EXERCISE REQUIREMENTS ->
Check every line for the word "JSON" and state how many lines have it. Reply with the number alone.

++++ INPUT

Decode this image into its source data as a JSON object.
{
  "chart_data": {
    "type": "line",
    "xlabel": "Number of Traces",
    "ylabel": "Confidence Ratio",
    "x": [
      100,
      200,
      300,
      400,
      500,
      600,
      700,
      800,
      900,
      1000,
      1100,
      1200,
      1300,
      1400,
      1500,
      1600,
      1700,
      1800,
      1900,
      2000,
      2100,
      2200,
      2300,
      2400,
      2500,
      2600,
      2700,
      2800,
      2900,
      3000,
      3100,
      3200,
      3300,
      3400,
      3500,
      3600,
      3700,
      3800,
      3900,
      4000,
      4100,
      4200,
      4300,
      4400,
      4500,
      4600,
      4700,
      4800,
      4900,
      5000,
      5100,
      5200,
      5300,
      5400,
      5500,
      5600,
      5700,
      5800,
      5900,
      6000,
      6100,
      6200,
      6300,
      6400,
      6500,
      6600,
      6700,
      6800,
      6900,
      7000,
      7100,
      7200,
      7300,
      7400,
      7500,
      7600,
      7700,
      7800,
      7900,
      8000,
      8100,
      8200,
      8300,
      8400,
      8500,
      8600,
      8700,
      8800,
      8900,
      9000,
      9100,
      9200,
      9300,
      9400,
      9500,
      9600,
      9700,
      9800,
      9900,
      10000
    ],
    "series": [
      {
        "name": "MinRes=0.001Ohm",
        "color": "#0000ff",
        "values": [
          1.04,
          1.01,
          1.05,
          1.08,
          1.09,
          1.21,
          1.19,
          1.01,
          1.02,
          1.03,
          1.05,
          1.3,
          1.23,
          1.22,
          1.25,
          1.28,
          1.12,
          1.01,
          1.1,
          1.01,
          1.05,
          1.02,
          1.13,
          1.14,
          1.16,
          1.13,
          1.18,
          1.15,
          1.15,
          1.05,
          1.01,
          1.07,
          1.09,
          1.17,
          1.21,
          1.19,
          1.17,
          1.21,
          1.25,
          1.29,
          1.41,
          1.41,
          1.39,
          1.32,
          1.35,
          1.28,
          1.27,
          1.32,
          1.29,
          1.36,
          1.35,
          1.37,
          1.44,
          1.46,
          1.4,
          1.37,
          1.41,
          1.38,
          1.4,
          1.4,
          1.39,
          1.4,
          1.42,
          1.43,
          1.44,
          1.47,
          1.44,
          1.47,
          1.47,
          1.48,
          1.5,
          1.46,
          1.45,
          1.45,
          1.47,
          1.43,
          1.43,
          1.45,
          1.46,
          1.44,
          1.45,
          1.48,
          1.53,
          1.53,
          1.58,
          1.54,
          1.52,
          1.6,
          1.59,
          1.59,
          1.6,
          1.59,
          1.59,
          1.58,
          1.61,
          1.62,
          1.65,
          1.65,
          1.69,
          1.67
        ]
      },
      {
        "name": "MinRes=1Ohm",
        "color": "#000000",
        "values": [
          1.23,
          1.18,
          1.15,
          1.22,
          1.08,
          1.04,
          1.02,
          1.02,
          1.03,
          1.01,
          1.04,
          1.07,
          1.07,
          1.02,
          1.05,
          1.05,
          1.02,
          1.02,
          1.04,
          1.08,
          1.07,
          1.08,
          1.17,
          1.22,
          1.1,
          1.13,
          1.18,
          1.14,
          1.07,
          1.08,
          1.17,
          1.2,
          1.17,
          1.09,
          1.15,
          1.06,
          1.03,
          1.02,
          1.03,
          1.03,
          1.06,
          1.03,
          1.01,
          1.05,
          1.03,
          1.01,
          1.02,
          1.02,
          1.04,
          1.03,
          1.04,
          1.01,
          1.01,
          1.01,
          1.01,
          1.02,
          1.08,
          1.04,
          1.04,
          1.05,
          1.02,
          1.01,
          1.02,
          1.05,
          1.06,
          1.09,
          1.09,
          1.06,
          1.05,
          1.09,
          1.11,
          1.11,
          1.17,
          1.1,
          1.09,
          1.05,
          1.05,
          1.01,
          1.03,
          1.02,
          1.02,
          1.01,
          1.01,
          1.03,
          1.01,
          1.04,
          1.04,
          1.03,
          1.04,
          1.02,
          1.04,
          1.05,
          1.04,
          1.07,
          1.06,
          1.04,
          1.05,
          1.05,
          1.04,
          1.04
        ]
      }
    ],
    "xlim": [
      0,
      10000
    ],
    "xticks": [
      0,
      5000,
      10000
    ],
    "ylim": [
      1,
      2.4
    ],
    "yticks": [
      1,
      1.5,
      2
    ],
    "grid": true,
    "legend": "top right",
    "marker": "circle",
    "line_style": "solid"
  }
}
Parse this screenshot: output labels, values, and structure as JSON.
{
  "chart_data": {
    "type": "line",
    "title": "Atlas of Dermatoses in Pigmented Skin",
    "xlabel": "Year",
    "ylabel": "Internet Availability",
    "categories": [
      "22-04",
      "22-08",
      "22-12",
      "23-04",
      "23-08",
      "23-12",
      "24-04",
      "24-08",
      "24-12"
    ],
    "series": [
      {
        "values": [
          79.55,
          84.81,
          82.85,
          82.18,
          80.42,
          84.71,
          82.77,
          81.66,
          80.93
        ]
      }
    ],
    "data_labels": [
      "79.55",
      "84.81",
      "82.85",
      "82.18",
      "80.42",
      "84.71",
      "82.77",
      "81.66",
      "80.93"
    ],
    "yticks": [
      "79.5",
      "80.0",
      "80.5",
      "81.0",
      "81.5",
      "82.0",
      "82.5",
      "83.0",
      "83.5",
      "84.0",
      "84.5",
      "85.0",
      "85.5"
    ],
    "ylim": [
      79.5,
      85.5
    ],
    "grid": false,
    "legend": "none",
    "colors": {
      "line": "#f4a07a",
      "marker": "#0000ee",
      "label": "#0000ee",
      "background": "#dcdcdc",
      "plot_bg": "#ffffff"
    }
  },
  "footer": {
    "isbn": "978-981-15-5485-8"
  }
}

++++++++

ANSWER ->
2